## What you need to do:
Look through the records below, and copy out every line that holds the string "районное".
<<<<
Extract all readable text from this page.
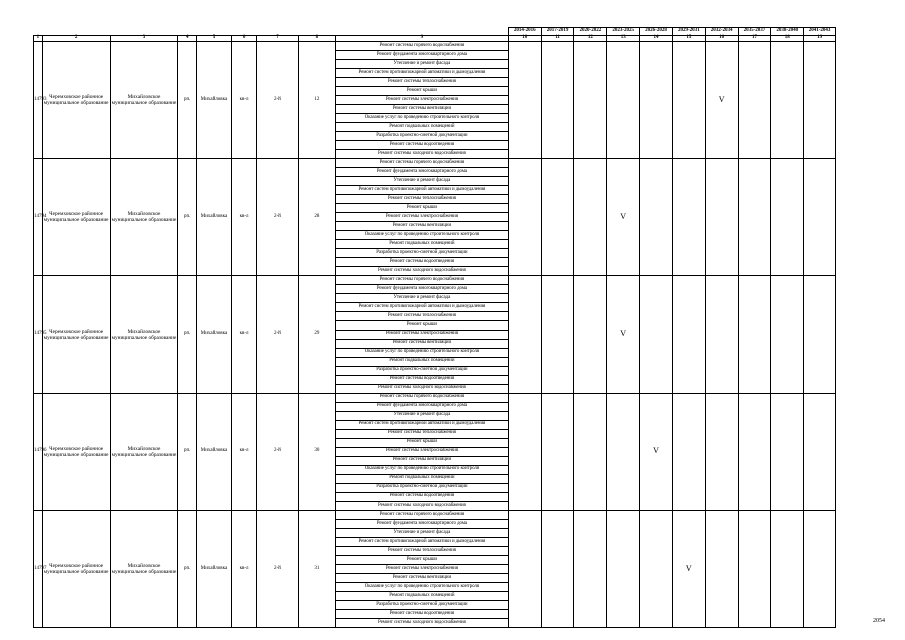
									2014-2016	2017-2019	2020-2022	2023-2025	2026-2028	2029-2031	2032-2034	2035-2037	2038-2040	2041-2043
1	2	3	4	5	6	7	8	9	10	11	12	13	14	15	16	17	18	19
14793	Черемховское районное муниципальное образование	Михайловское муниципальное образование	рп.	Михайловка	кв-л	2-й	12	Ремонт системы горячего водоснабжения							V			
								Ремонт фундамента многоквартирного дома										
								Утепление и ремонт фасада										
								Ремонт систем противопожарной автоматики и дымоудаления										
								Ремонт системы теплоснабжения										
								Ремонт крыши										
								Ремонт системы электроснабжения										
								Ремонт системы вентиляции										
								Оказание услуг по проведению строительного контроля										
								Ремонт подвальных помещений										
								Разработка проектно-сметной документации										
								Ремонт системы водоотведения										
								Ремонт системы холодного водоснабжения										
14794	Черемховское районное муниципальное образование	Михайловское муниципальное образование	рп.	Михайловка	кв-л	2-й	28	Ремонт системы горячего водоснабжения				V						
								Ремонт фундамента многоквартирного дома										
								Утепление и ремонт фасада										
								Ремонт систем противопожарной автоматики и дымоудаления										
								Ремонт системы теплоснабжения										
								Ремонт крыши										
								Ремонт системы электроснабжения										
								Ремонт системы вентиляции										
								Оказание услуг по проведению строительного контроля										
								Ремонт подвальных помещений										
								Разработка проектно-сметной документации										
								Ремонт системы водоотведения										
								Ремонт системы холодного водоснабжения										
14795	Черемховское районное муниципальное образование	Михайловское муниципальное образование	рп.	Михайловка	кв-л	2-й	29	Ремонт системы горячего водоснабжения				V						
								Ремонт фундамента многоквартирного дома										
								Утепление и ремонт фасада										
								Ремонт систем противопожарной автоматики и дымоудаления										
								Ремонт системы теплоснабжения										
								Ремонт крыши										
								Ремонт системы электроснабжения										
								Ремонт системы вентиляции										
								Оказание услуг по проведению строительного контроля										
								Ремонт подвальных помещений										
								Разработка проектно-сметной документации										
								Ремонт системы водоотведения										
								Ремонт системы холодного водоснабжения										
14796	Черемховское районное муниципальное образование	Михайловское муниципальное образование	рп.	Михайловка	кв-л	2-й	30	Ремонт системы горячего водоснабжения					V					
								Ремонт фундамента многоквартирного дома										
								Утепление и ремонт фасада										
								Ремонт систем противопожарной автоматики и дымоудаления										
								Ремонт системы теплоснабжения										
								Ремонт крыши										
								Ремонт системы электроснабжения										
								Ремонт системы вентиляции										
								Оказание услуг по проведению строительного контроля										
								Ремонт подвальных помещений										
								Разработка проектно-сметной документации										
								Ремонт системы водоотведения										
								Ремонт системы холодного водоснабжения										
14797	Черемховское районное муниципальное образование	Михайловское муниципальное образование	рп.	Михайловка	кв-л	2-й	31	Ремонт системы горячего водоснабжения						V				
								Ремонт фундамента многоквартирного дома										
								Утепление и ремонт фасада										
								Ремонт систем противопожарной автоматики и дымоудаления										
								Ремонт системы теплоснабжения										
								Ремонт крыши										
								Ремонт системы электроснабжения										
								Ремонт системы вентиляции										
								Оказание услуг по проведению строительного контроля										
								Ремонт подвальных помещений										
								Разработка проектно-сметной документации										
								Ремонт системы водоотведения										
								Ремонт системы холодного водоснабжения											2054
>>>>
## Response:
14793	Черемховское районное муниципальное образование	Михайловское муниципальное образование	рп.	Михайловка	кв-л	2-й	12	Ремонт системы горячего водоснабжения							V			
14794	Черемховское районное муниципальное образование	Михайловское муниципальное образование	рп.	Михайловка	кв-л	2-й	28	Ремонт системы горячего водоснабжения				V						
14795	Черемховское районное муниципальное образование	Михайловское муниципальное образование	рп.	Михайловка	кв-л	2-й	29	Ремонт системы горячего водоснабжения				V						
14796	Черемховское районное муниципальное образование	Михайловское муниципальное образование	рп.	Михайловка	кв-л	2-й	30	Ремонт системы горячего водоснабжения					V					
14797	Черемховское районное муниципальное образование	Михайловское муниципальное образование	рп.	Михайловка	кв-л	2-й	31	Ремонт системы горячего водоснабжения						V				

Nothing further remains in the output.